» **Exercise prompt**:
Write out each line word for word. Drop pictures.

» **Record extracts**:
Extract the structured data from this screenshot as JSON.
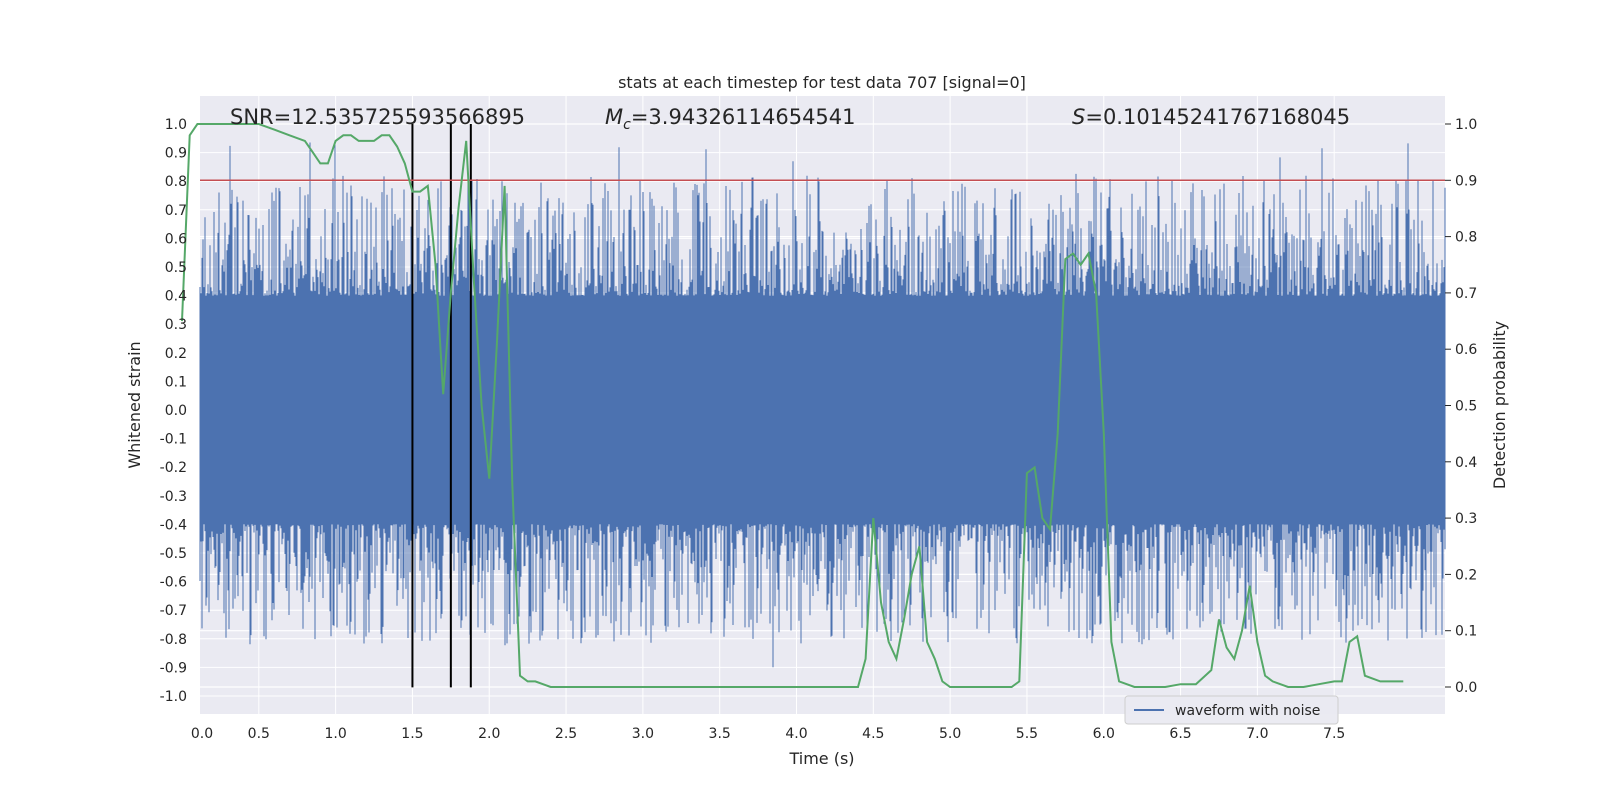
{
  "chart_data": {
    "type": "line",
    "title": "stats at each timestep for test data 707 [signal=0]",
    "xlabel": "Time (s)",
    "ylabel": "Whitened strain",
    "ylabel_right": "Detection probability",
    "xlim": [
      0.0,
      8.0
    ],
    "ylim": [
      -1.06,
      1.1
    ],
    "ylim_right": [
      -0.05,
      1.04
    ],
    "x_ticks": [
      0.0,
      0.5,
      1.0,
      1.5,
      2.0,
      2.5,
      3.0,
      3.5,
      4.0,
      4.5,
      5.0,
      5.5,
      6.0,
      6.5,
      7.0,
      7.5
    ],
    "x_tick_labels": [
      "0.0",
      "0.5",
      "1.0",
      "1.5",
      "2.0",
      "2.5",
      "3.0",
      "3.5",
      "4.0",
      "4.5",
      "5.0",
      "5.5",
      "6.0",
      "6.5",
      "7.0",
      "7.5"
    ],
    "y_ticks": [
      -1.0,
      -0.9,
      -0.8,
      -0.7,
      -0.6,
      -0.5,
      -0.4,
      -0.3,
      -0.2,
      -0.1,
      0.0,
      0.1,
      0.2,
      0.3,
      0.4,
      0.5,
      0.6,
      0.7,
      0.8,
      0.9,
      1.0
    ],
    "y_tick_labels": [
      "-1.0",
      "-0.9",
      "-0.8",
      "-0.7",
      "-0.6",
      "-0.5",
      "-0.4",
      "-0.3",
      "-0.2",
      "-0.1",
      "0.0",
      "0.1",
      "0.2",
      "0.3",
      "0.4",
      "0.5",
      "0.6",
      "0.7",
      "0.8",
      "0.9",
      "1.0"
    ],
    "y_right_ticks": [
      0.0,
      0.1,
      0.2,
      0.3,
      0.4,
      0.5,
      0.6,
      0.7,
      0.8,
      0.9,
      1.0
    ],
    "y_right_tick_labels": [
      "0.0",
      "0.1",
      "0.2",
      "0.3",
      "0.4",
      "0.5",
      "0.6",
      "0.7",
      "0.8",
      "0.9",
      "1.0"
    ],
    "grid": true,
    "legend_position": "lower-right",
    "annotations": {
      "snr": "SNR=12.535725593566895",
      "mc": "=3.94326114654541",
      "mc_symbol": "M",
      "mc_sub": "c",
      "s": "=0.10145241767168045",
      "s_symbol": "S"
    },
    "threshold": {
      "value": 0.9,
      "axis": "right",
      "color": "#c44e52"
    },
    "vertical_lines": [
      1.5,
      1.75,
      1.88
    ],
    "series": [
      {
        "name": "waveform with noise",
        "color": "#4c72b0",
        "axis": "left",
        "envelope_core": 0.38,
        "max_abs": 1.0
      },
      {
        "color": "#55a868",
        "axis": "right",
        "x": [
          0.0,
          0.05,
          0.1,
          0.2,
          0.3,
          0.4,
          0.5,
          0.6,
          0.7,
          0.8,
          0.85,
          0.9,
          0.95,
          1.0,
          1.05,
          1.1,
          1.15,
          1.2,
          1.25,
          1.3,
          1.35,
          1.4,
          1.45,
          1.5,
          1.55,
          1.6,
          1.65,
          1.7,
          1.75,
          1.8,
          1.85,
          1.9,
          1.95,
          2.0,
          2.05,
          2.1,
          2.15,
          2.2,
          2.25,
          2.3,
          2.35,
          2.4,
          2.5,
          2.6,
          2.7,
          2.8,
          2.9,
          3.0,
          3.2,
          3.4,
          3.6,
          3.8,
          4.0,
          4.2,
          4.4,
          4.45,
          4.5,
          4.55,
          4.6,
          4.65,
          4.7,
          4.75,
          4.8,
          4.85,
          4.9,
          4.95,
          5.0,
          5.1,
          5.2,
          5.3,
          5.4,
          5.45,
          5.5,
          5.55,
          5.6,
          5.65,
          5.7,
          5.75,
          5.8,
          5.85,
          5.9,
          5.95,
          6.0,
          6.05,
          6.1,
          6.2,
          6.3,
          6.4,
          6.5,
          6.6,
          6.7,
          6.75,
          6.8,
          6.85,
          6.9,
          6.95,
          7.0,
          7.05,
          7.1,
          7.15,
          7.2,
          7.3,
          7.4,
          7.5,
          7.55,
          7.6,
          7.65,
          7.7,
          7.8,
          7.9,
          7.95
        ],
        "values": [
          0.65,
          0.98,
          1.0,
          1.0,
          1.0,
          1.0,
          1.0,
          0.99,
          0.98,
          0.97,
          0.95,
          0.93,
          0.93,
          0.97,
          0.98,
          0.98,
          0.97,
          0.97,
          0.97,
          0.98,
          0.98,
          0.96,
          0.93,
          0.88,
          0.88,
          0.89,
          0.75,
          0.52,
          0.7,
          0.85,
          0.97,
          0.72,
          0.5,
          0.37,
          0.61,
          0.89,
          0.36,
          0.02,
          0.01,
          0.01,
          0.005,
          0.0,
          0.0,
          0.0,
          0.0,
          0.0,
          0.0,
          0.0,
          0.0,
          0.0,
          0.0,
          0.0,
          0.0,
          0.0,
          0.0,
          0.05,
          0.3,
          0.15,
          0.08,
          0.05,
          0.12,
          0.2,
          0.25,
          0.08,
          0.05,
          0.01,
          0.0,
          0.0,
          0.0,
          0.0,
          0.0,
          0.01,
          0.38,
          0.39,
          0.3,
          0.28,
          0.45,
          0.76,
          0.77,
          0.75,
          0.77,
          0.7,
          0.45,
          0.08,
          0.01,
          0.0,
          0.0,
          0.0,
          0.005,
          0.005,
          0.03,
          0.12,
          0.07,
          0.05,
          0.1,
          0.18,
          0.08,
          0.02,
          0.01,
          0.005,
          0.0,
          0.0,
          0.005,
          0.01,
          0.01,
          0.08,
          0.09,
          0.02,
          0.01,
          0.01,
          0.01
        ]
      }
    ]
  }
}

» **Finished answer**:
Extract the structured data from this screenshot as JSON.
{
  "chart_data": {
    "type": "line",
    "title": "stats at each timestep for test data 707 [signal=0]",
    "xlabel": "Time (s)",
    "ylabel": "Whitened strain",
    "ylabel_right": "Detection probability",
    "xlim": [
      0.0,
      8.0
    ],
    "ylim": [
      -1.06,
      1.1
    ],
    "ylim_right": [
      -0.05,
      1.04
    ],
    "x_ticks": [
      0.0,
      0.5,
      1.0,
      1.5,
      2.0,
      2.5,
      3.0,
      3.5,
      4.0,
      4.5,
      5.0,
      5.5,
      6.0,
      6.5,
      7.0,
      7.5
    ],
    "x_tick_labels": [
      "0.0",
      "0.5",
      "1.0",
      "1.5",
      "2.0",
      "2.5",
      "3.0",
      "3.5",
      "4.0",
      "4.5",
      "5.0",
      "5.5",
      "6.0",
      "6.5",
      "7.0",
      "7.5"
    ],
    "y_ticks": [
      -1.0,
      -0.9,
      -0.8,
      -0.7,
      -0.6,
      -0.5,
      -0.4,
      -0.3,
      -0.2,
      -0.1,
      0.0,
      0.1,
      0.2,
      0.3,
      0.4,
      0.5,
      0.6,
      0.7,
      0.8,
      0.9,
      1.0
    ],
    "y_tick_labels": [
      "-1.0",
      "-0.9",
      "-0.8",
      "-0.7",
      "-0.6",
      "-0.5",
      "-0.4",
      "-0.3",
      "-0.2",
      "-0.1",
      "0.0",
      "0.1",
      "0.2",
      "0.3",
      "0.4",
      "0.5",
      "0.6",
      "0.7",
      "0.8",
      "0.9",
      "1.0"
    ],
    "y_right_ticks": [
      0.0,
      0.1,
      0.2,
      0.3,
      0.4,
      0.5,
      0.6,
      0.7,
      0.8,
      0.9,
      1.0
    ],
    "y_right_tick_labels": [
      "0.0",
      "0.1",
      "0.2",
      "0.3",
      "0.4",
      "0.5",
      "0.6",
      "0.7",
      "0.8",
      "0.9",
      "1.0"
    ],
    "grid": true,
    "legend_position": "lower-right",
    "annotations": {
      "snr": "SNR=12.535725593566895",
      "mc": "=3.94326114654541",
      "mc_symbol": "M",
      "mc_sub": "c",
      "s": "=0.10145241767168045",
      "s_symbol": "S"
    },
    "threshold": {
      "value": 0.9,
      "axis": "right",
      "color": "#c44e52"
    },
    "vertical_lines": [
      1.5,
      1.75,
      1.88
    ],
    "series": [
      {
        "name": "waveform with noise",
        "color": "#4c72b0",
        "axis": "left",
        "envelope_core": 0.38,
        "max_abs": 1.0
      },
      {
        "color": "#55a868",
        "axis": "right",
        "x": [
          0.0,
          0.05,
          0.1,
          0.2,
          0.3,
          0.4,
          0.5,
          0.6,
          0.7,
          0.8,
          0.85,
          0.9,
          0.95,
          1.0,
          1.05,
          1.1,
          1.15,
          1.2,
          1.25,
          1.3,
          1.35,
          1.4,
          1.45,
          1.5,
          1.55,
          1.6,
          1.65,
          1.7,
          1.75,
          1.8,
          1.85,
          1.9,
          1.95,
          2.0,
          2.05,
          2.1,
          2.15,
          2.2,
          2.25,
          2.3,
          2.35,
          2.4,
          2.5,
          2.6,
          2.7,
          2.8,
          2.9,
          3.0,
          3.2,
          3.4,
          3.6,
          3.8,
          4.0,
          4.2,
          4.4,
          4.45,
          4.5,
          4.55,
          4.6,
          4.65,
          4.7,
          4.75,
          4.8,
          4.85,
          4.9,
          4.95,
          5.0,
          5.1,
          5.2,
          5.3,
          5.4,
          5.45,
          5.5,
          5.55,
          5.6,
          5.65,
          5.7,
          5.75,
          5.8,
          5.85,
          5.9,
          5.95,
          6.0,
          6.05,
          6.1,
          6.2,
          6.3,
          6.4,
          6.5,
          6.6,
          6.7,
          6.75,
          6.8,
          6.85,
          6.9,
          6.95,
          7.0,
          7.05,
          7.1,
          7.15,
          7.2,
          7.3,
          7.4,
          7.5,
          7.55,
          7.6,
          7.65,
          7.7,
          7.8,
          7.9,
          7.95
        ],
        "values": [
          0.65,
          0.98,
          1.0,
          1.0,
          1.0,
          1.0,
          1.0,
          0.99,
          0.98,
          0.97,
          0.95,
          0.93,
          0.93,
          0.97,
          0.98,
          0.98,
          0.97,
          0.97,
          0.97,
          0.98,
          0.98,
          0.96,
          0.93,
          0.88,
          0.88,
          0.89,
          0.75,
          0.52,
          0.7,
          0.85,
          0.97,
          0.72,
          0.5,
          0.37,
          0.61,
          0.89,
          0.36,
          0.02,
          0.01,
          0.01,
          0.005,
          0.0,
          0.0,
          0.0,
          0.0,
          0.0,
          0.0,
          0.0,
          0.0,
          0.0,
          0.0,
          0.0,
          0.0,
          0.0,
          0.0,
          0.05,
          0.3,
          0.15,
          0.08,
          0.05,
          0.12,
          0.2,
          0.25,
          0.08,
          0.05,
          0.01,
          0.0,
          0.0,
          0.0,
          0.0,
          0.0,
          0.01,
          0.38,
          0.39,
          0.3,
          0.28,
          0.45,
          0.76,
          0.77,
          0.75,
          0.77,
          0.7,
          0.45,
          0.08,
          0.01,
          0.0,
          0.0,
          0.0,
          0.005,
          0.005,
          0.03,
          0.12,
          0.07,
          0.05,
          0.1,
          0.18,
          0.08,
          0.02,
          0.01,
          0.005,
          0.0,
          0.0,
          0.005,
          0.01,
          0.01,
          0.08,
          0.09,
          0.02,
          0.01,
          0.01,
          0.01
        ]
      }
    ]
  }
}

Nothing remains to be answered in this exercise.